PROBLEM DETAILS. Search the material for the word "color" and report each line where it turns up.

MATERIAL TO PROCESS.
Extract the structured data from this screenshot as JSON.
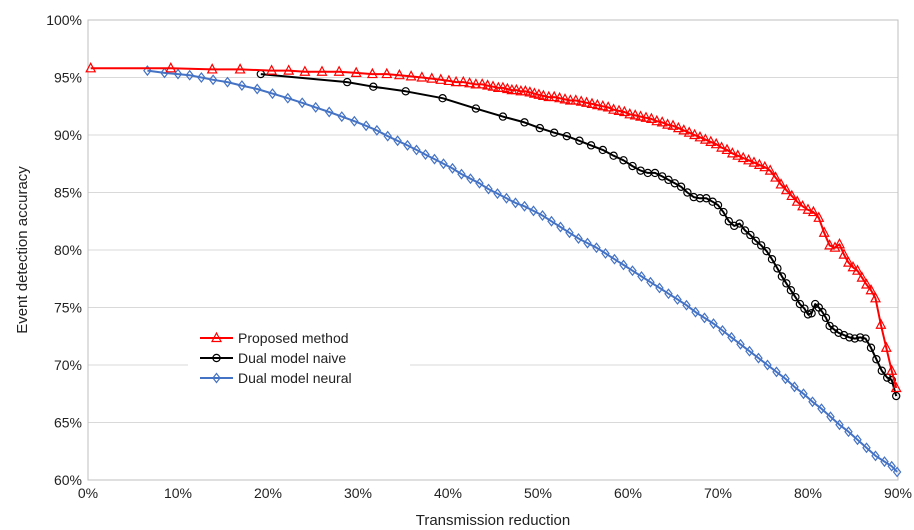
{
  "chart_data": {
    "type": "line",
    "title": "",
    "xlabel": "Transmission reduction",
    "ylabel": "Event detection accuracy",
    "xlim": [
      0,
      90
    ],
    "ylim": [
      60,
      100
    ],
    "x_ticks": [
      "0%",
      "10%",
      "20%",
      "30%",
      "40%",
      "50%",
      "60%",
      "70%",
      "80%",
      "90%"
    ],
    "y_ticks": [
      "60%",
      "65%",
      "70%",
      "75%",
      "80%",
      "85%",
      "90%",
      "95%",
      "100%"
    ],
    "grid": "horizontal",
    "legend_position": "lower-left",
    "series": [
      {
        "name": "Proposed method",
        "color": "#ff0000",
        "marker": "triangle",
        "points": [
          [
            0.3,
            95.8
          ],
          [
            9.2,
            95.8
          ],
          [
            13.8,
            95.7
          ],
          [
            16.9,
            95.7
          ],
          [
            20.4,
            95.6
          ],
          [
            22.3,
            95.6
          ],
          [
            24.1,
            95.5
          ],
          [
            26.0,
            95.5
          ],
          [
            27.9,
            95.5
          ],
          [
            29.8,
            95.4
          ],
          [
            31.6,
            95.3
          ],
          [
            33.2,
            95.3
          ],
          [
            34.6,
            95.2
          ],
          [
            35.9,
            95.1
          ],
          [
            37.1,
            95.0
          ],
          [
            38.2,
            94.9
          ],
          [
            39.2,
            94.8
          ],
          [
            40.1,
            94.7
          ],
          [
            40.9,
            94.6
          ],
          [
            41.7,
            94.6
          ],
          [
            42.4,
            94.5
          ],
          [
            43.1,
            94.4
          ],
          [
            43.8,
            94.4
          ],
          [
            44.4,
            94.3
          ],
          [
            45.0,
            94.2
          ],
          [
            45.6,
            94.1
          ],
          [
            46.1,
            94.1
          ],
          [
            46.6,
            94.0
          ],
          [
            47.1,
            93.9
          ],
          [
            47.6,
            93.9
          ],
          [
            48.1,
            93.8
          ],
          [
            48.6,
            93.8
          ],
          [
            49.1,
            93.7
          ],
          [
            49.6,
            93.6
          ],
          [
            50.1,
            93.5
          ],
          [
            50.6,
            93.4
          ],
          [
            51.2,
            93.3
          ],
          [
            51.8,
            93.3
          ],
          [
            52.4,
            93.2
          ],
          [
            53.0,
            93.1
          ],
          [
            53.6,
            93.0
          ],
          [
            54.2,
            93.0
          ],
          [
            54.8,
            92.9
          ],
          [
            55.4,
            92.8
          ],
          [
            56.0,
            92.7
          ],
          [
            56.6,
            92.6
          ],
          [
            57.2,
            92.5
          ],
          [
            57.8,
            92.4
          ],
          [
            58.4,
            92.2
          ],
          [
            59.0,
            92.1
          ],
          [
            59.6,
            92.0
          ],
          [
            60.2,
            91.8
          ],
          [
            60.8,
            91.7
          ],
          [
            61.4,
            91.6
          ],
          [
            62.0,
            91.5
          ],
          [
            62.6,
            91.4
          ],
          [
            63.2,
            91.2
          ],
          [
            63.8,
            91.1
          ],
          [
            64.4,
            90.9
          ],
          [
            65.0,
            90.8
          ],
          [
            65.6,
            90.6
          ],
          [
            66.2,
            90.4
          ],
          [
            66.8,
            90.2
          ],
          [
            67.4,
            90.0
          ],
          [
            68.0,
            89.8
          ],
          [
            68.6,
            89.6
          ],
          [
            69.2,
            89.4
          ],
          [
            69.8,
            89.2
          ],
          [
            70.4,
            88.9
          ],
          [
            71.0,
            88.7
          ],
          [
            71.6,
            88.4
          ],
          [
            72.2,
            88.2
          ],
          [
            72.8,
            88.0
          ],
          [
            73.4,
            87.8
          ],
          [
            74.0,
            87.6
          ],
          [
            74.6,
            87.4
          ],
          [
            75.2,
            87.2
          ],
          [
            75.8,
            86.9
          ],
          [
            76.4,
            86.3
          ],
          [
            77.0,
            85.7
          ],
          [
            77.6,
            85.2
          ],
          [
            78.2,
            84.7
          ],
          [
            78.8,
            84.2
          ],
          [
            79.4,
            83.8
          ],
          [
            80.0,
            83.5
          ],
          [
            80.6,
            83.3
          ],
          [
            81.2,
            82.8
          ],
          [
            81.8,
            81.5
          ],
          [
            82.4,
            80.4
          ],
          [
            83.0,
            80.2
          ],
          [
            83.5,
            80.5
          ],
          [
            84.0,
            79.6
          ],
          [
            84.5,
            78.9
          ],
          [
            85.0,
            78.5
          ],
          [
            85.5,
            78.2
          ],
          [
            86.0,
            77.6
          ],
          [
            86.5,
            77.0
          ],
          [
            87.0,
            76.5
          ],
          [
            87.5,
            75.8
          ],
          [
            88.1,
            73.5
          ],
          [
            88.7,
            71.5
          ],
          [
            89.3,
            69.5
          ],
          [
            89.8,
            68.0
          ]
        ]
      },
      {
        "name": "Dual model naive",
        "color": "#000000",
        "marker": "circle",
        "points": [
          [
            19.2,
            95.3
          ],
          [
            28.8,
            94.6
          ],
          [
            31.7,
            94.2
          ],
          [
            35.3,
            93.8
          ],
          [
            39.4,
            93.2
          ],
          [
            43.1,
            92.3
          ],
          [
            46.1,
            91.6
          ],
          [
            48.5,
            91.1
          ],
          [
            50.2,
            90.6
          ],
          [
            51.8,
            90.2
          ],
          [
            53.2,
            89.9
          ],
          [
            54.6,
            89.5
          ],
          [
            55.9,
            89.1
          ],
          [
            57.2,
            88.7
          ],
          [
            58.4,
            88.2
          ],
          [
            59.5,
            87.8
          ],
          [
            60.5,
            87.3
          ],
          [
            61.4,
            86.9
          ],
          [
            62.2,
            86.7
          ],
          [
            63.0,
            86.7
          ],
          [
            63.8,
            86.4
          ],
          [
            64.5,
            86.1
          ],
          [
            65.2,
            85.8
          ],
          [
            65.9,
            85.5
          ],
          [
            66.6,
            85.0
          ],
          [
            67.3,
            84.6
          ],
          [
            68.0,
            84.5
          ],
          [
            68.7,
            84.5
          ],
          [
            69.4,
            84.2
          ],
          [
            70.0,
            83.9
          ],
          [
            70.6,
            83.3
          ],
          [
            71.2,
            82.5
          ],
          [
            71.8,
            82.1
          ],
          [
            72.4,
            82.3
          ],
          [
            73.0,
            81.7
          ],
          [
            73.6,
            81.3
          ],
          [
            74.2,
            80.8
          ],
          [
            74.8,
            80.4
          ],
          [
            75.4,
            79.9
          ],
          [
            76.0,
            79.2
          ],
          [
            76.6,
            78.4
          ],
          [
            77.1,
            77.7
          ],
          [
            77.6,
            77.1
          ],
          [
            78.1,
            76.5
          ],
          [
            78.6,
            75.9
          ],
          [
            79.1,
            75.3
          ],
          [
            79.6,
            74.9
          ],
          [
            80.0,
            74.4
          ],
          [
            80.4,
            74.5
          ],
          [
            80.8,
            75.3
          ],
          [
            81.2,
            75.0
          ],
          [
            81.6,
            74.6
          ],
          [
            82.0,
            74.1
          ],
          [
            82.4,
            73.4
          ],
          [
            82.9,
            73.1
          ],
          [
            83.4,
            72.8
          ],
          [
            84.0,
            72.6
          ],
          [
            84.6,
            72.4
          ],
          [
            85.2,
            72.3
          ],
          [
            85.8,
            72.4
          ],
          [
            86.4,
            72.3
          ],
          [
            87.0,
            71.5
          ],
          [
            87.6,
            70.5
          ],
          [
            88.2,
            69.5
          ],
          [
            88.8,
            68.9
          ],
          [
            89.3,
            68.7
          ],
          [
            89.8,
            67.3
          ]
        ]
      },
      {
        "name": "Dual model neural",
        "color": "#4472c4",
        "marker": "diamond",
        "points": [
          [
            6.6,
            95.6
          ],
          [
            8.5,
            95.4
          ],
          [
            10.0,
            95.3
          ],
          [
            11.3,
            95.2
          ],
          [
            12.6,
            95.0
          ],
          [
            13.9,
            94.8
          ],
          [
            15.5,
            94.6
          ],
          [
            17.1,
            94.3
          ],
          [
            18.8,
            94.0
          ],
          [
            20.5,
            93.6
          ],
          [
            22.2,
            93.2
          ],
          [
            23.8,
            92.8
          ],
          [
            25.3,
            92.4
          ],
          [
            26.8,
            92.0
          ],
          [
            28.2,
            91.6
          ],
          [
            29.6,
            91.2
          ],
          [
            30.9,
            90.8
          ],
          [
            32.1,
            90.4
          ],
          [
            33.3,
            89.9
          ],
          [
            34.4,
            89.5
          ],
          [
            35.5,
            89.1
          ],
          [
            36.5,
            88.7
          ],
          [
            37.5,
            88.3
          ],
          [
            38.5,
            87.9
          ],
          [
            39.5,
            87.5
          ],
          [
            40.5,
            87.1
          ],
          [
            41.5,
            86.6
          ],
          [
            42.5,
            86.2
          ],
          [
            43.5,
            85.8
          ],
          [
            44.5,
            85.3
          ],
          [
            45.5,
            84.9
          ],
          [
            46.5,
            84.5
          ],
          [
            47.5,
            84.1
          ],
          [
            48.5,
            83.8
          ],
          [
            49.5,
            83.4
          ],
          [
            50.5,
            83.0
          ],
          [
            51.5,
            82.5
          ],
          [
            52.5,
            82.0
          ],
          [
            53.5,
            81.5
          ],
          [
            54.5,
            81.0
          ],
          [
            55.5,
            80.6
          ],
          [
            56.5,
            80.2
          ],
          [
            57.5,
            79.7
          ],
          [
            58.5,
            79.2
          ],
          [
            59.5,
            78.7
          ],
          [
            60.5,
            78.2
          ],
          [
            61.5,
            77.7
          ],
          [
            62.5,
            77.2
          ],
          [
            63.5,
            76.7
          ],
          [
            64.5,
            76.2
          ],
          [
            65.5,
            75.7
          ],
          [
            66.5,
            75.2
          ],
          [
            67.5,
            74.6
          ],
          [
            68.5,
            74.1
          ],
          [
            69.5,
            73.6
          ],
          [
            70.5,
            73.0
          ],
          [
            71.5,
            72.4
          ],
          [
            72.5,
            71.8
          ],
          [
            73.5,
            71.2
          ],
          [
            74.5,
            70.6
          ],
          [
            75.5,
            70.0
          ],
          [
            76.5,
            69.4
          ],
          [
            77.5,
            68.8
          ],
          [
            78.5,
            68.1
          ],
          [
            79.5,
            67.5
          ],
          [
            80.5,
            66.8
          ],
          [
            81.5,
            66.2
          ],
          [
            82.5,
            65.5
          ],
          [
            83.5,
            64.8
          ],
          [
            84.5,
            64.2
          ],
          [
            85.5,
            63.5
          ],
          [
            86.5,
            62.8
          ],
          [
            87.5,
            62.1
          ],
          [
            88.5,
            61.6
          ],
          [
            89.3,
            61.2
          ],
          [
            89.9,
            60.7
          ]
        ]
      }
    ]
  }
}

WRITTEN SOLUTION.
        "color": "#ff0000",
        "color": "#000000",
        "color": "#4472c4",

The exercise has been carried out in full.